◆ What to produce ◆
Copy out each of the following items word for word, keeping every line and number unchanged.

◆ Record extracts ◆
* * * * * * * * *
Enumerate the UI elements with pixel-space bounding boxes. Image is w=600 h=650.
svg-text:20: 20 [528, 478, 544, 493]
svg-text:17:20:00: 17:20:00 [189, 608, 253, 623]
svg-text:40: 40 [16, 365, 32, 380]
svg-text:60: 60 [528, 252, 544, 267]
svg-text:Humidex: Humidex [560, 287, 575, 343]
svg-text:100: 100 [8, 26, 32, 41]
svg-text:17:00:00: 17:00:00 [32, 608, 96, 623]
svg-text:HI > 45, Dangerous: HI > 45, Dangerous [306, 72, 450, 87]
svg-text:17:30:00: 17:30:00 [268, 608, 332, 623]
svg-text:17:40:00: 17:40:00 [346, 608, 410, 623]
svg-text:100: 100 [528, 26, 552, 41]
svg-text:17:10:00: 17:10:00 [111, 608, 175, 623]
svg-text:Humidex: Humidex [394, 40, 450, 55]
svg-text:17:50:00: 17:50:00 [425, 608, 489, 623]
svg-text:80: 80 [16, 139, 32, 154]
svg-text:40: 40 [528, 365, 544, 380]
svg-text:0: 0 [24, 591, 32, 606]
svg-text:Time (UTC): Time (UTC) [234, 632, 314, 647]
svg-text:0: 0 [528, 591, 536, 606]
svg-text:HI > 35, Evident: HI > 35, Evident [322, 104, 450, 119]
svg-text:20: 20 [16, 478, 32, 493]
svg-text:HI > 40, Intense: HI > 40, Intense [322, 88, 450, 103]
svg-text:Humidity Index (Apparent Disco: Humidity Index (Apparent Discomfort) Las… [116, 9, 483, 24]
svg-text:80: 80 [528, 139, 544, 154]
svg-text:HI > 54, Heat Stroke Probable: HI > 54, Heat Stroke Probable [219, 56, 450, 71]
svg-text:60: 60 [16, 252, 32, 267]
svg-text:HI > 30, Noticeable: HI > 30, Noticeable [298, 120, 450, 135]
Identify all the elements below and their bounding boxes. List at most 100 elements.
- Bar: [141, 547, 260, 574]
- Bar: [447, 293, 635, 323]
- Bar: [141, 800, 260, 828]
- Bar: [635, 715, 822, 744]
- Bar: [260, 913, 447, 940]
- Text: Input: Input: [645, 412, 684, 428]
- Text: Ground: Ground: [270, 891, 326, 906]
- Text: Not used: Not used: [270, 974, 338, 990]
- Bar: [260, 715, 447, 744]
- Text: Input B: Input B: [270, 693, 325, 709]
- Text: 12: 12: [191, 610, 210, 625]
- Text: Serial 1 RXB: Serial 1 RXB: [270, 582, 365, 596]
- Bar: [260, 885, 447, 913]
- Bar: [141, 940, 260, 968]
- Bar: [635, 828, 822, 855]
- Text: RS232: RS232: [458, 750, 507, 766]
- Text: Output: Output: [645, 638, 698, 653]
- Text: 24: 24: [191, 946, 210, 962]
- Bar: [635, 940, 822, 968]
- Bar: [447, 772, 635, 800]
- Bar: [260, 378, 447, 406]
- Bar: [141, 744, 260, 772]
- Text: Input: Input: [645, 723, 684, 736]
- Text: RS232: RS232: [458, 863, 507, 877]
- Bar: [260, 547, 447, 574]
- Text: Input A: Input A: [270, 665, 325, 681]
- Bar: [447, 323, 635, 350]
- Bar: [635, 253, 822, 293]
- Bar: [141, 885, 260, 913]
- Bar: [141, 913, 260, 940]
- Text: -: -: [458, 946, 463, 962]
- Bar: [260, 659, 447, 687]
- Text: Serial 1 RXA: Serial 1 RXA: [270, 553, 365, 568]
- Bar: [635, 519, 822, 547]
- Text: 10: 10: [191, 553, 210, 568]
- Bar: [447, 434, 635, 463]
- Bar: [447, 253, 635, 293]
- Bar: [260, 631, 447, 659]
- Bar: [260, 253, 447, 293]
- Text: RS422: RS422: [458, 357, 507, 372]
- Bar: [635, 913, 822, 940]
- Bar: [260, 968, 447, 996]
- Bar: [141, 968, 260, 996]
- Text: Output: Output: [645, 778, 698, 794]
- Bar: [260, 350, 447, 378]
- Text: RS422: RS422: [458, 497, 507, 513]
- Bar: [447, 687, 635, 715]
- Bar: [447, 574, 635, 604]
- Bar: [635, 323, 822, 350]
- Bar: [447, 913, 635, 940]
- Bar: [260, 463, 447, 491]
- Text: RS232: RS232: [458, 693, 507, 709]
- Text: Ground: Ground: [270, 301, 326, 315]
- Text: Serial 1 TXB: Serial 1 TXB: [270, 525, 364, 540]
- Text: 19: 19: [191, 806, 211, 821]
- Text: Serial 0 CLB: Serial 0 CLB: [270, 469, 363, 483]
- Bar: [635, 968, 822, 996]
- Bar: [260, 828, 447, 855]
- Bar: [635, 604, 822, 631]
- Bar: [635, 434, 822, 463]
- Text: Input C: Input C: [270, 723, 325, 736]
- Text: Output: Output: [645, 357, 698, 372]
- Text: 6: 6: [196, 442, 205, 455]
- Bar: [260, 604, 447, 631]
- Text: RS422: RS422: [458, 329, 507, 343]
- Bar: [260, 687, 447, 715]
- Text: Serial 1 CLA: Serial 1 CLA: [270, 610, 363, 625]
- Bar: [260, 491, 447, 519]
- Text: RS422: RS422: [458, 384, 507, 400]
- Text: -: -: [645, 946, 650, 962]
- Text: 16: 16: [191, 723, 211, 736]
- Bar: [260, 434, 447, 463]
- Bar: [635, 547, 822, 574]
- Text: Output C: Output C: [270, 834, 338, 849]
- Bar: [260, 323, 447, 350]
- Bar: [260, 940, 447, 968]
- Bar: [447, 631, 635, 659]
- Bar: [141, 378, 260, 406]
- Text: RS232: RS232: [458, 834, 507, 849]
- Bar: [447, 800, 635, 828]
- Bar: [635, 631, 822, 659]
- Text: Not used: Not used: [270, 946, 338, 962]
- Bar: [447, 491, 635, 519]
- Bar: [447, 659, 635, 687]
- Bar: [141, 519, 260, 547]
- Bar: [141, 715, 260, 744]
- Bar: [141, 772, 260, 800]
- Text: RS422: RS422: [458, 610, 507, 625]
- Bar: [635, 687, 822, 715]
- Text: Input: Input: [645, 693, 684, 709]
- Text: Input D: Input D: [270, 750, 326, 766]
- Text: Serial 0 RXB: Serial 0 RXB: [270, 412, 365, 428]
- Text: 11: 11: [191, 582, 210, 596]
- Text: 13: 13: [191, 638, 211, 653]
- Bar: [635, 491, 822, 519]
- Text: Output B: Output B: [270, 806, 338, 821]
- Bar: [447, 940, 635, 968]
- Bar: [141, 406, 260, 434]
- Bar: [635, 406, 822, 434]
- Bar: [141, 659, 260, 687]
* * * * * * * * *
◆ Answer to this task ◆
Enumerate the UI elements with pixel-space bounding boxes. Image is w=600 h=650.
svg-text:20: 20 [528, 478, 544, 493]
svg-text:17:20:00: 17:20:00 [189, 608, 253, 623]
svg-text:40: 40 [16, 365, 32, 380]
svg-text:60: 60 [528, 252, 544, 267]
svg-text:Humidex: Humidex [560, 287, 575, 343]
svg-text:100: 100 [8, 26, 32, 41]
svg-text:17:00:00: 17:00:00 [32, 608, 96, 623]
svg-text:HI > 45, Dangerous: HI > 45, Dangerous [306, 72, 450, 87]
svg-text:17:30:00: 17:30:00 [268, 608, 332, 623]
svg-text:17:40:00: 17:40:00 [346, 608, 410, 623]
svg-text:100: 100 [528, 26, 552, 41]
svg-text:17:10:00: 17:10:00 [111, 608, 175, 623]
svg-text:Humidex: Humidex [394, 40, 450, 55]
svg-text:17:50:00: 17:50:00 [425, 608, 489, 623]
svg-text:80: 80 [16, 139, 32, 154]
svg-text:40: 40 [528, 365, 544, 380]
svg-text:0: 0 [24, 591, 32, 606]
svg-text:Time (UTC): Time (UTC) [234, 632, 314, 647]
svg-text:0: 0 [528, 591, 536, 606]
svg-text:HI > 35, Evident: HI > 35, Evident [322, 104, 450, 119]
svg-text:20: 20 [16, 478, 32, 493]
svg-text:HI > 40, Intense: HI > 40, Intense [322, 88, 450, 103]
svg-text:Humidity Index (Apparent Disco: Humidity Index (Apparent Discomfort) Las… [116, 9, 483, 24]
svg-text:80: 80 [528, 139, 544, 154]
svg-text:HI > 54, Heat Stroke Probable: HI > 54, Heat Stroke Probable [219, 56, 450, 71]
svg-text:60: 60 [16, 252, 32, 267]
svg-text:HI > 30, Noticeable: HI > 30, Noticeable [298, 120, 450, 135]
Identify all the elements below and their bounding boxes. List at most 100 elements.
- Bar: [141, 547, 260, 574]
- Bar: [447, 293, 635, 323]
- Bar: [141, 800, 260, 828]
- Bar: [635, 715, 822, 744]
- Bar: [260, 913, 447, 940]
- Text: Input: Input: [645, 412, 684, 428]
- Text: Ground: Ground: [270, 891, 326, 906]
- Text: Not used: Not used: [270, 974, 338, 990]
- Bar: [260, 715, 447, 744]
- Text: Input B: Input B: [270, 693, 325, 709]
- Text: 12: 12: [191, 610, 210, 625]
- Text: Serial 1 RXB: Serial 1 RXB: [270, 582, 365, 596]
- Bar: [260, 885, 447, 913]
- Bar: [141, 940, 260, 968]
- Bar: [635, 828, 822, 855]
- Text: RS232: RS232: [458, 750, 507, 766]
- Text: Output: Output: [645, 638, 698, 653]
- Text: 24: 24: [191, 946, 210, 962]
- Bar: [635, 940, 822, 968]
- Bar: [447, 772, 635, 800]
- Bar: [260, 378, 447, 406]
- Bar: [141, 744, 260, 772]
- Text: Input: Input: [645, 723, 684, 736]
- Text: RS232: RS232: [458, 863, 507, 877]
- Bar: [260, 547, 447, 574]
- Text: Input A: Input A: [270, 665, 325, 681]
- Bar: [447, 323, 635, 350]
- Bar: [635, 253, 822, 293]
- Bar: [141, 885, 260, 913]
- Bar: [141, 913, 260, 940]
- Text: -: -: [458, 946, 463, 962]
- Bar: [260, 659, 447, 687]
- Text: Serial 1 RXA: Serial 1 RXA: [270, 553, 365, 568]
- Bar: [635, 519, 822, 547]
- Text: 10: 10: [191, 553, 210, 568]
- Bar: [447, 434, 635, 463]
- Bar: [447, 253, 635, 293]
- Bar: [260, 631, 447, 659]
- Bar: [260, 253, 447, 293]
- Text: RS422: RS422: [458, 357, 507, 372]
- Bar: [635, 913, 822, 940]
- Bar: [260, 968, 447, 996]
- Bar: [141, 968, 260, 996]
- Text: Output: Output: [645, 778, 698, 794]
- Bar: [260, 350, 447, 378]
- Text: RS422: RS422: [458, 497, 507, 513]
- Bar: [447, 687, 635, 715]
- Bar: [447, 574, 635, 604]
- Bar: [635, 323, 822, 350]
- Bar: [447, 913, 635, 940]
- Bar: [260, 463, 447, 491]
- Text: RS232: RS232: [458, 693, 507, 709]
- Text: Ground: Ground: [270, 301, 326, 315]
- Text: Serial 1 TXB: Serial 1 TXB: [270, 525, 364, 540]
- Text: 19: 19: [191, 806, 211, 821]
- Text: Serial 0 CLB: Serial 0 CLB: [270, 469, 363, 483]
- Bar: [635, 968, 822, 996]
- Bar: [260, 828, 447, 855]
- Bar: [635, 604, 822, 631]
- Bar: [635, 434, 822, 463]
- Text: Input C: Input C: [270, 723, 325, 736]
- Text: Output: Output: [645, 357, 698, 372]
- Text: 6: 6: [196, 442, 205, 455]
- Bar: [260, 604, 447, 631]
- Text: RS422: RS422: [458, 329, 507, 343]
- Bar: [260, 687, 447, 715]
- Text: Serial 1 CLA: Serial 1 CLA: [270, 610, 363, 625]
- Bar: [260, 491, 447, 519]
- Text: RS422: RS422: [458, 384, 507, 400]
- Text: -: -: [645, 946, 650, 962]
- Text: 16: 16: [191, 723, 211, 736]
- Bar: [260, 434, 447, 463]
- Bar: [635, 547, 822, 574]
- Text: Output C: Output C: [270, 834, 338, 849]
- Bar: [260, 323, 447, 350]
- Bar: [260, 940, 447, 968]
- Bar: [447, 631, 635, 659]
- Bar: [141, 378, 260, 406]
- Text: RS232: RS232: [458, 834, 507, 849]
- Bar: [447, 800, 635, 828]
- Bar: [635, 631, 822, 659]
- Text: Not used: Not used: [270, 946, 338, 962]
- Bar: [447, 491, 635, 519]
- Bar: [447, 659, 635, 687]
- Bar: [141, 519, 260, 547]
- Bar: [141, 715, 260, 744]
- Bar: [141, 772, 260, 800]
- Text: RS422: RS422: [458, 610, 507, 625]
- Bar: [635, 687, 822, 715]
- Text: Input: Input: [645, 693, 684, 709]
- Text: Input D: Input D: [270, 750, 326, 766]
- Text: Serial 0 RXB: Serial 0 RXB: [270, 412, 365, 428]
- Text: 11: 11: [191, 582, 210, 596]
- Text: 13: 13: [191, 638, 211, 653]
- Bar: [635, 491, 822, 519]
- Text: Output B: Output B: [270, 806, 338, 821]
- Bar: [447, 940, 635, 968]
- Bar: [141, 406, 260, 434]
- Bar: [635, 406, 822, 434]
- Bar: [141, 659, 260, 687]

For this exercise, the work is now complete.